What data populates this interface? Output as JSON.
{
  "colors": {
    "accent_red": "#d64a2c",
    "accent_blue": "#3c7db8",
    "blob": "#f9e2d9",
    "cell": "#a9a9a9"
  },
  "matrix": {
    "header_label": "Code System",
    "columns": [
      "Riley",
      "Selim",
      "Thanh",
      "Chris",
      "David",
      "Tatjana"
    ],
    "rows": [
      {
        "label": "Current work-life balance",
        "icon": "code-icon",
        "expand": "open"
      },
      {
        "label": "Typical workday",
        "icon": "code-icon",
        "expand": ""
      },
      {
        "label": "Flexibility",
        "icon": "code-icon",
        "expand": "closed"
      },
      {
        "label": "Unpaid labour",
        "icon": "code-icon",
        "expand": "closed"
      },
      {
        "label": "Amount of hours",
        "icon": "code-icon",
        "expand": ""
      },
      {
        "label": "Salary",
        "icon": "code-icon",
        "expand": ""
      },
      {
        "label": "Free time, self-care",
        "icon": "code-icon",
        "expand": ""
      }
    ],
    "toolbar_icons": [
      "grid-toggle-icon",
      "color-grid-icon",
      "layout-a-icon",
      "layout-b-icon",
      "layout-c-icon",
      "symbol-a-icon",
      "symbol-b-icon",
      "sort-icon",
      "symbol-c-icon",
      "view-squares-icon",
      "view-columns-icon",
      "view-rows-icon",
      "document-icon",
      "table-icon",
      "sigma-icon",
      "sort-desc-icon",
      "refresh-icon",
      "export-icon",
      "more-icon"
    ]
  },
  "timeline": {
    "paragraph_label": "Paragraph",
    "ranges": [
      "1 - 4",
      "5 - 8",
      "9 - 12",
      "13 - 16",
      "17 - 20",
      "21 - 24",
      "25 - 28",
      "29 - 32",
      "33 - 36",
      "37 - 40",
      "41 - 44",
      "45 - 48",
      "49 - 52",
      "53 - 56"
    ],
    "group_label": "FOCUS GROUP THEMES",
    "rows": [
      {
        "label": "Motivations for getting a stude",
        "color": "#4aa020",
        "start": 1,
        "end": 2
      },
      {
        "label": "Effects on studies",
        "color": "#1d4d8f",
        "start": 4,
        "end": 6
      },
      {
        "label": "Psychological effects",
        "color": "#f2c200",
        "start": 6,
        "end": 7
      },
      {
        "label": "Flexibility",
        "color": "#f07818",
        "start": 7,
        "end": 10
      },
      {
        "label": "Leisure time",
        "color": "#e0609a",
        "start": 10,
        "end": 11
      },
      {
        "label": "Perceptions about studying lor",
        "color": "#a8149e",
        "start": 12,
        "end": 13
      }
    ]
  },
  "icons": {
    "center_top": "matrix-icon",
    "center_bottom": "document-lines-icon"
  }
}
════
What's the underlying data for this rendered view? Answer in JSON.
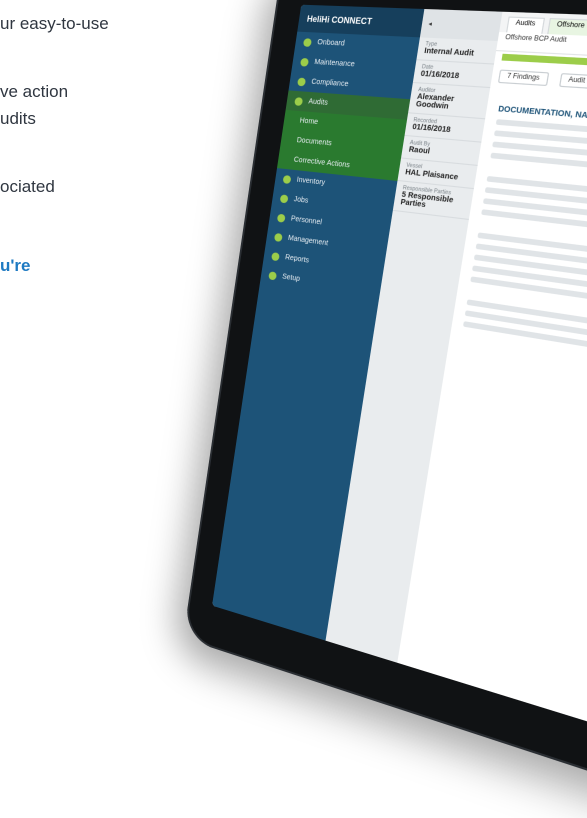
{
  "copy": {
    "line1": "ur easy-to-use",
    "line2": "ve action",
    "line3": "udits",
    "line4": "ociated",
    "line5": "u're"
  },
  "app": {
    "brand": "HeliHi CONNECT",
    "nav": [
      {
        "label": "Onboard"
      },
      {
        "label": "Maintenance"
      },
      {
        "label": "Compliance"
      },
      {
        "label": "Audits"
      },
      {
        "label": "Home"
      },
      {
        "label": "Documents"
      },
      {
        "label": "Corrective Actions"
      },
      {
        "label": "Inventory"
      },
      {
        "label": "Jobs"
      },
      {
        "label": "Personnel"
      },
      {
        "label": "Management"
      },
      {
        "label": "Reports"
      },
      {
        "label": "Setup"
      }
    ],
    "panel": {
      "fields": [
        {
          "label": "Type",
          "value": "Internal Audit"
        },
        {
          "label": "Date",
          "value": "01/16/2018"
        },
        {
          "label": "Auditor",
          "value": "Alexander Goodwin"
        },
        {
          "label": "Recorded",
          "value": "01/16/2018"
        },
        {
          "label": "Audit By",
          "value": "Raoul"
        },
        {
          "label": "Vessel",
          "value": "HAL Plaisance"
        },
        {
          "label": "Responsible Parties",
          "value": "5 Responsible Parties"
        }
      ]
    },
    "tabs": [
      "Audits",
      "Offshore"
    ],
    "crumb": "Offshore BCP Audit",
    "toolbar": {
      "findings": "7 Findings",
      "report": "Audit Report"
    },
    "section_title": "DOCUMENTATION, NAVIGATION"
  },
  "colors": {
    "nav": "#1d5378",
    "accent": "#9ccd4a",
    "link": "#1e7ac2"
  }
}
════
**SET PROBLEM**
Each line containing the word "Parties" counts once; say how many such lines there are, giving only the number.

**IN RESPONSE**
2